Collected data
-- BEGIN --
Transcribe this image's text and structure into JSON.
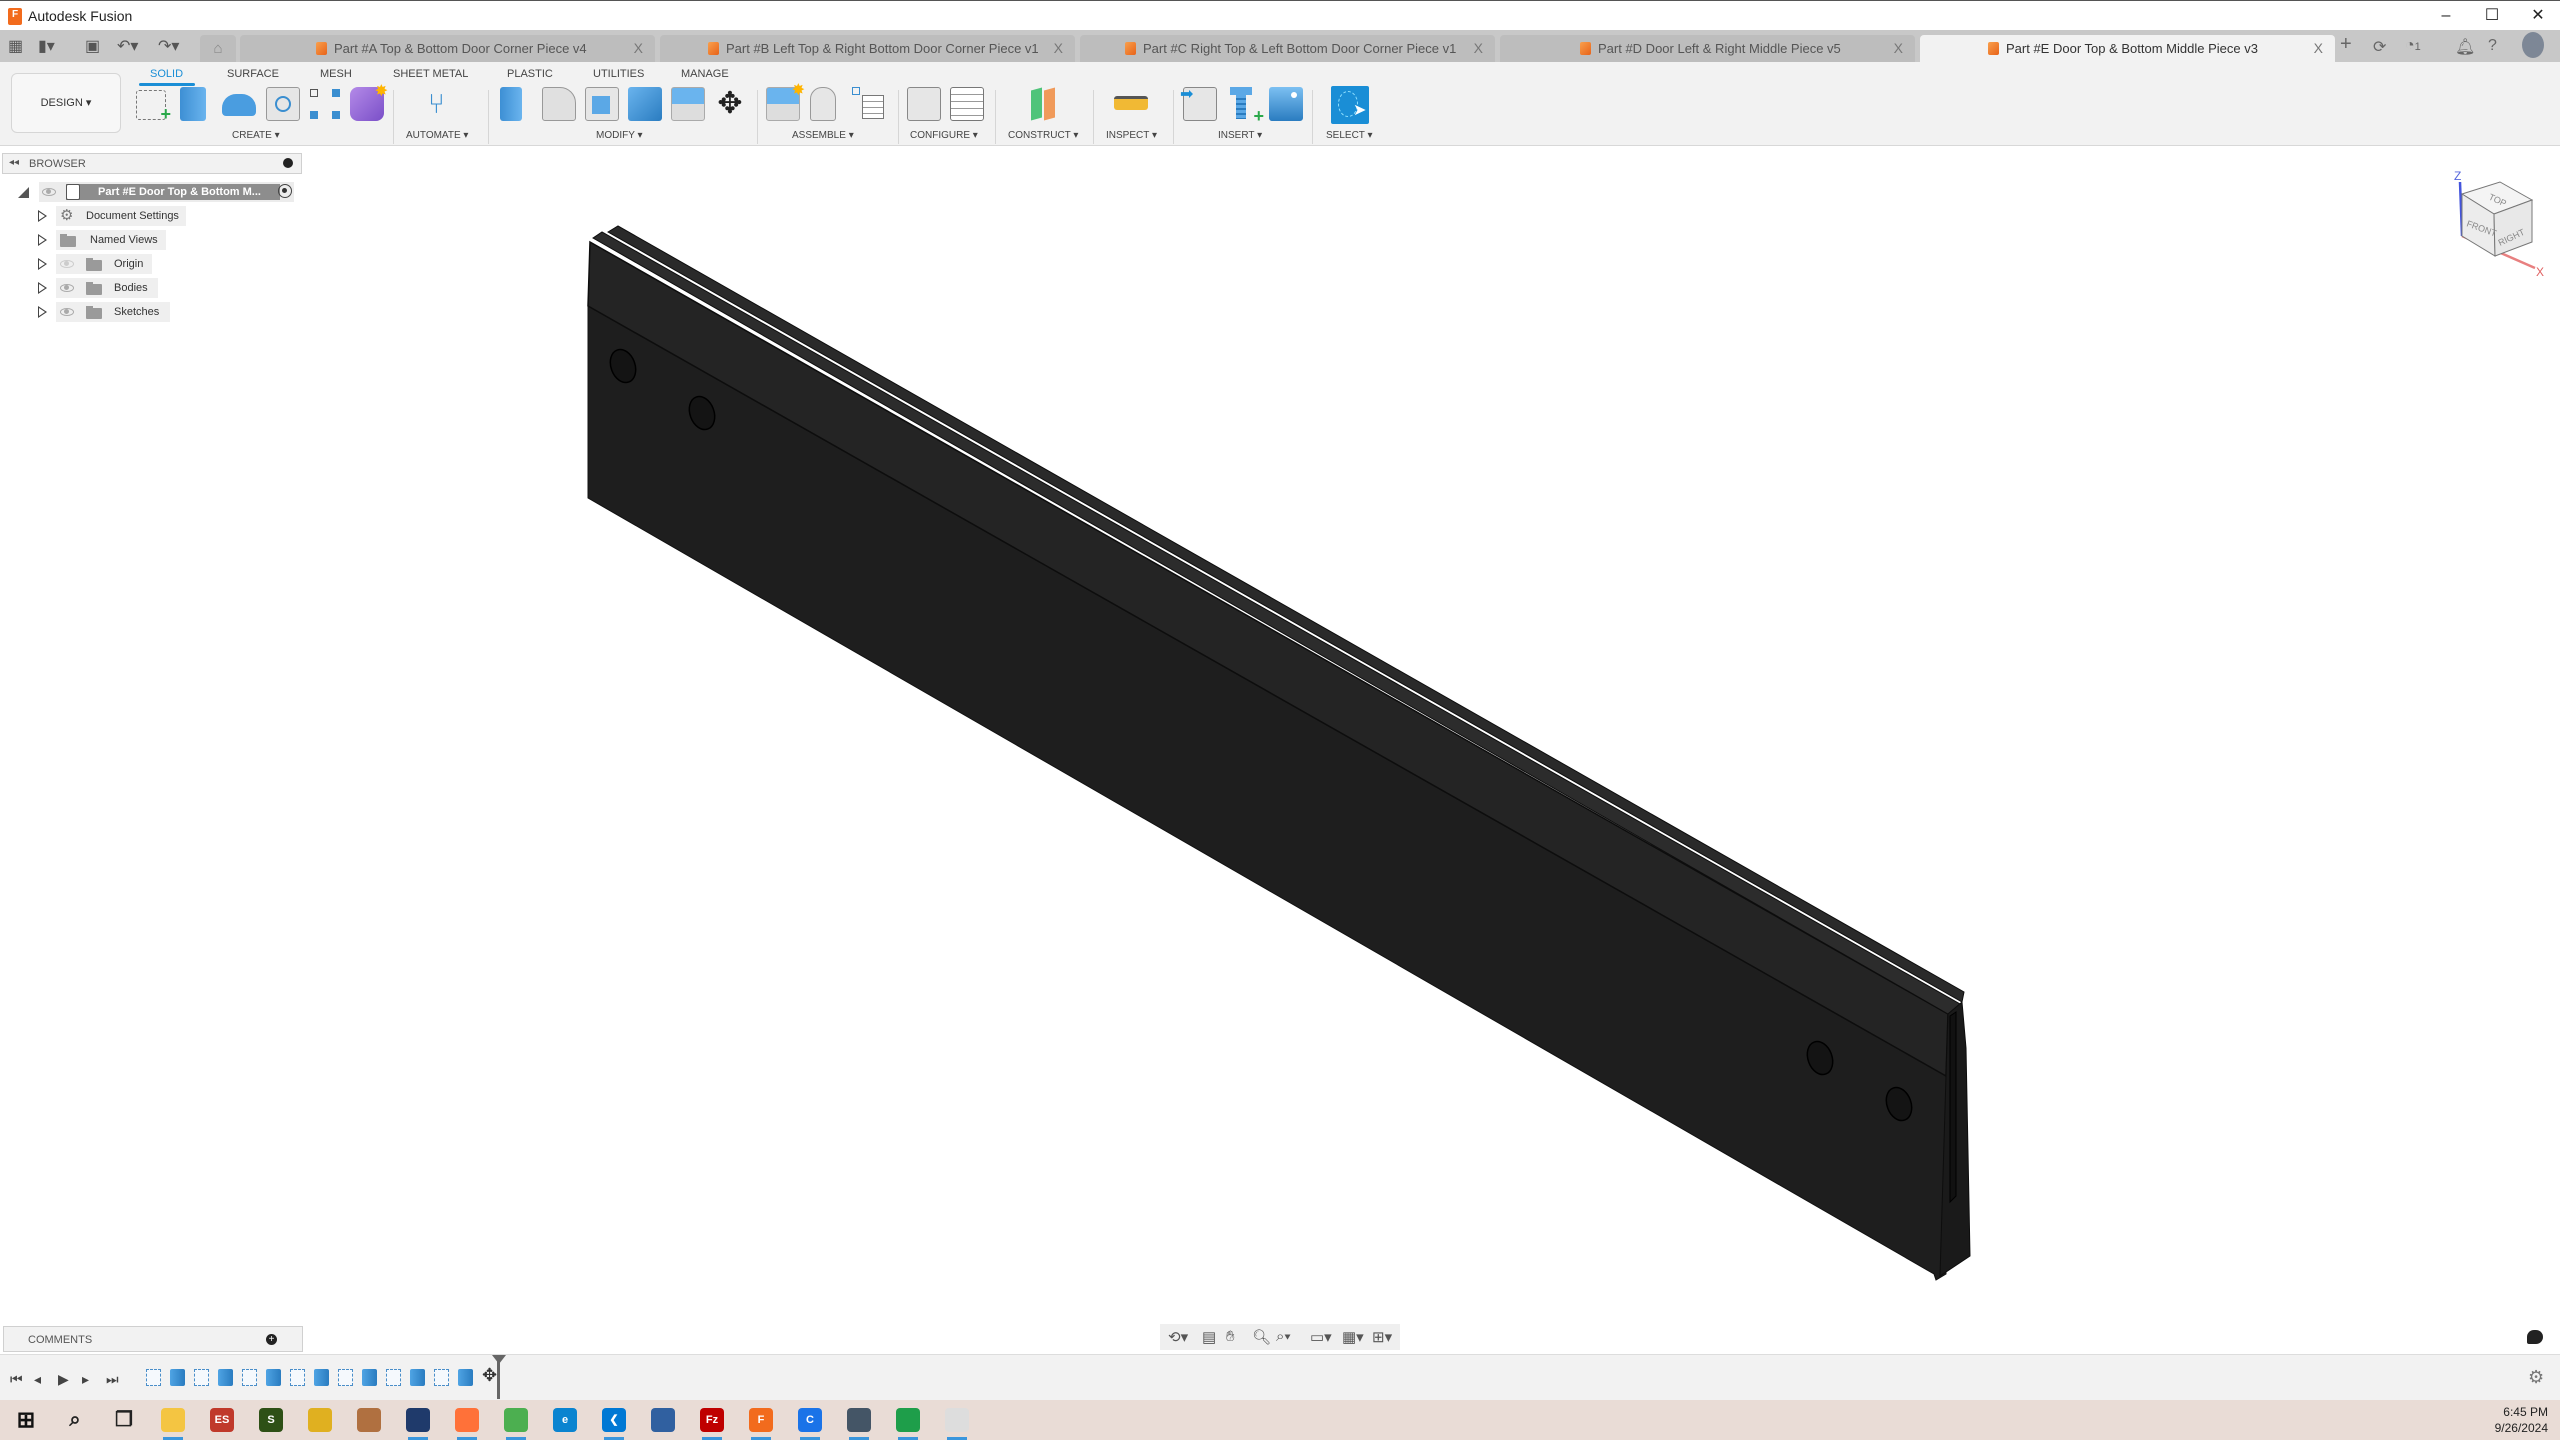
{
  "app": {
    "title": "Autodesk Fusion",
    "logo_letter": "F",
    "window_controls": {
      "minimize": "–",
      "maximize": "☐",
      "close": "✕"
    }
  },
  "tabbar": {
    "quick_access": [
      "grid-menu",
      "file-menu",
      "save",
      "undo",
      "redo"
    ],
    "tabs": [
      {
        "label": "Part #A Top & Bottom Door Corner Piece v4",
        "active": false
      },
      {
        "label": "Part #B Left Top & Right Bottom Door Corner Piece v1",
        "active": false
      },
      {
        "label": "Part #C Right Top & Left Bottom Door Corner Piece v1",
        "active": false
      },
      {
        "label": "Part #D Door Left & Right Middle Piece v5",
        "active": false
      },
      {
        "label": "Part #E Door Top & Bottom Middle Piece v3",
        "active": true
      }
    ],
    "close_glyph": "X",
    "new_tab": "+",
    "job_count": "1"
  },
  "toolbar": {
    "workspace": "DESIGN ▾",
    "workspace_tabs": [
      "SOLID",
      "SURFACE",
      "MESH",
      "SHEET METAL",
      "PLASTIC",
      "UTILITIES",
      "MANAGE"
    ],
    "active_tab": "SOLID",
    "groups": [
      {
        "label": "CREATE ▾",
        "tools": [
          "create-sketch",
          "extrude",
          "revolve",
          "hole",
          "rectangular-pattern",
          "create-form"
        ]
      },
      {
        "label": "AUTOMATE ▾",
        "tools": [
          "automated-modeling"
        ]
      },
      {
        "label": "MODIFY ▾",
        "tools": [
          "press-pull",
          "fillet",
          "shell",
          "combine",
          "split-body",
          "move-copy"
        ]
      },
      {
        "label": "ASSEMBLE ▾",
        "tools": [
          "new-component",
          "joint",
          "bill-of-materials"
        ]
      },
      {
        "label": "CONFIGURE ▾",
        "tools": [
          "configure-design",
          "configuration-table"
        ]
      },
      {
        "label": "CONSTRUCT ▾",
        "tools": [
          "offset-plane"
        ]
      },
      {
        "label": "INSPECT ▾",
        "tools": [
          "measure"
        ]
      },
      {
        "label": "INSERT ▾",
        "tools": [
          "insert-derive",
          "insert-mcmaster",
          "insert-canvas"
        ]
      },
      {
        "label": "SELECT ▾",
        "tools": [
          "select"
        ]
      }
    ]
  },
  "browser": {
    "header": "BROWSER",
    "root": "Part #E Door Top & Bottom M...",
    "items": [
      {
        "label": "Document Settings",
        "icon": "gear"
      },
      {
        "label": "Named Views",
        "icon": "folder"
      },
      {
        "label": "Origin",
        "icon": "folder",
        "visible": false
      },
      {
        "label": "Bodies",
        "icon": "folder",
        "visible": true
      },
      {
        "label": "Sketches",
        "icon": "folder",
        "visible": true
      }
    ]
  },
  "viewcube": {
    "faces": [
      "TOP",
      "FRONT",
      "RIGHT"
    ],
    "axes": [
      "Z",
      "X"
    ]
  },
  "comments": {
    "label": "COMMENTS"
  },
  "timeline": {
    "controls": [
      "first",
      "previous",
      "play",
      "next",
      "last"
    ],
    "features": [
      "sketch",
      "extrude",
      "sketch",
      "extrude",
      "sketch",
      "extrude",
      "sketch",
      "extrude",
      "sketch",
      "extrude",
      "sketch",
      "extrude",
      "sketch",
      "extrude",
      "move"
    ]
  },
  "navbar": {
    "tools": [
      "orbit",
      "look-at",
      "pan",
      "zoom",
      "fit",
      "display-settings",
      "grid-snaps",
      "viewports"
    ]
  },
  "taskbar": {
    "apps": [
      "start",
      "search",
      "task-view",
      "file-explorer",
      "es",
      "ss",
      "app-blue",
      "app-colorful",
      "virtualbox",
      "firefox",
      "chrome",
      "edge",
      "vscode",
      "network-tool",
      "filezilla",
      "fusion",
      "c-app",
      "calculator",
      "sheets",
      "inkscape"
    ],
    "time": "6:45 PM",
    "date": "9/26/2024"
  }
}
-- END --
** EXERCISE **
Pick out all the lines with the word "Left" in them and copy them.

** SOLUTION FOR THIS EXERCISE **
        "label": "Part #B Left Top & Right Bottom Door Corner Piece v1",
        "label": "Part #C Right Top & Left Bottom Door Corner Piece v1",
        "label": "Part #D Door Left & Right Middle Piece v5",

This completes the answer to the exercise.